[Start of Working data]

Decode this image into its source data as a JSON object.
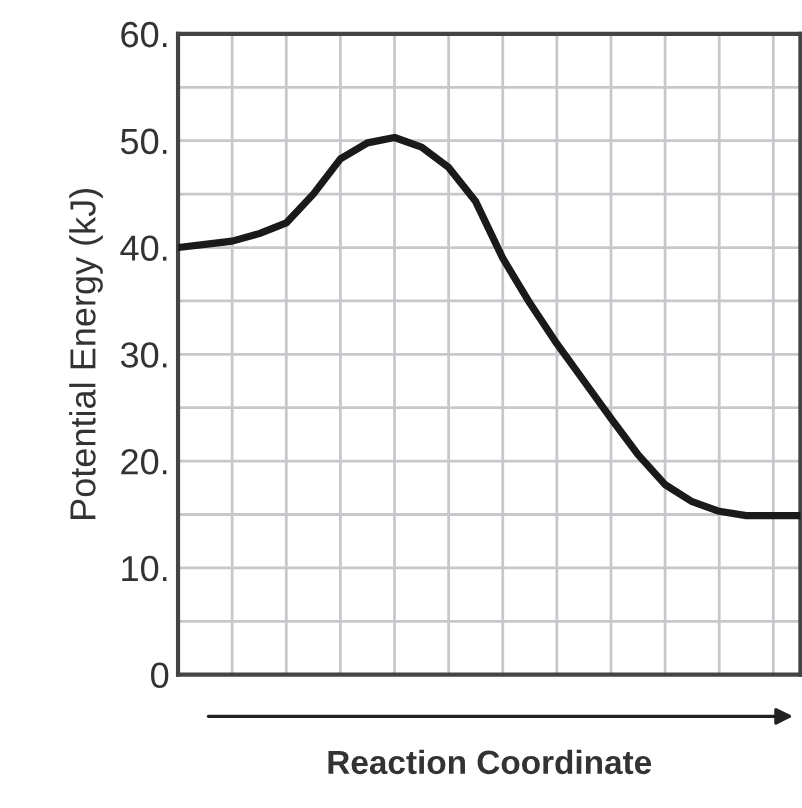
{
  "chart_data": {
    "type": "line",
    "xlabel": "Reaction Coordinate",
    "ylabel": "Potential Energy (kJ)",
    "categories": [
      null,
      null,
      null,
      null,
      null,
      null,
      null,
      null,
      null,
      null,
      null,
      null,
      null,
      null,
      null,
      null,
      null,
      null,
      null,
      null,
      null,
      null,
      null,
      null
    ],
    "series": [
      {
        "color": "#1a1a1a",
        "values": [
          40,
          40.3,
          40.6,
          41.3,
          42.3,
          45,
          48.3,
          49.8,
          50.3,
          49.4,
          47.5,
          44.3,
          39,
          34.8,
          31,
          27.5,
          24,
          20.6,
          17.8,
          16.2,
          15.3,
          14.9,
          14.9,
          14.9
        ]
      }
    ],
    "ylim": [
      0,
      60
    ],
    "yticks": [
      {
        "value": 0,
        "label": "0"
      },
      {
        "value": 5,
        "label": null
      },
      {
        "value": 10,
        "label": "10."
      },
      {
        "value": 15,
        "label": null
      },
      {
        "value": 20,
        "label": "20."
      },
      {
        "value": 25,
        "label": null
      },
      {
        "value": 30,
        "label": "30."
      },
      {
        "value": 35,
        "label": null
      },
      {
        "value": 40,
        "label": "40."
      },
      {
        "value": 45,
        "label": null
      },
      {
        "value": 50,
        "label": "50."
      },
      {
        "value": 55,
        "label": null
      },
      {
        "value": 60,
        "label": "60."
      }
    ],
    "tick_labels": "y",
    "grid": true,
    "marker": "none",
    "line_style": "solid"
  }
}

[End of Working data]

Directions for this task:
Leave out the pictures and give the rest of the records again exactly.

Task result:
Decode this image into its source data as a JSON object.
{
  "chart_data": {
    "type": "line",
    "xlabel": "Reaction Coordinate",
    "ylabel": "Potential Energy (kJ)",
    "categories": [
      null,
      null,
      null,
      null,
      null,
      null,
      null,
      null,
      null,
      null,
      null,
      null,
      null,
      null,
      null,
      null,
      null,
      null,
      null,
      null,
      null,
      null,
      null,
      null
    ],
    "series": [
      {
        "color": "#1a1a1a",
        "values": [
          40,
          40.3,
          40.6,
          41.3,
          42.3,
          45,
          48.3,
          49.8,
          50.3,
          49.4,
          47.5,
          44.3,
          39,
          34.8,
          31,
          27.5,
          24,
          20.6,
          17.8,
          16.2,
          15.3,
          14.9,
          14.9,
          14.9
        ]
      }
    ],
    "ylim": [
      0,
      60
    ],
    "yticks": [
      {
        "value": 0,
        "label": "0"
      },
      {
        "value": 5,
        "label": null
      },
      {
        "value": 10,
        "label": "10."
      },
      {
        "value": 15,
        "label": null
      },
      {
        "value": 20,
        "label": "20."
      },
      {
        "value": 25,
        "label": null
      },
      {
        "value": 30,
        "label": "30."
      },
      {
        "value": 35,
        "label": null
      },
      {
        "value": 40,
        "label": "40."
      },
      {
        "value": 45,
        "label": null
      },
      {
        "value": 50,
        "label": "50."
      },
      {
        "value": 55,
        "label": null
      },
      {
        "value": 60,
        "label": "60."
      }
    ],
    "tick_labels": "y",
    "grid": true,
    "marker": "none",
    "line_style": "solid"
  }
}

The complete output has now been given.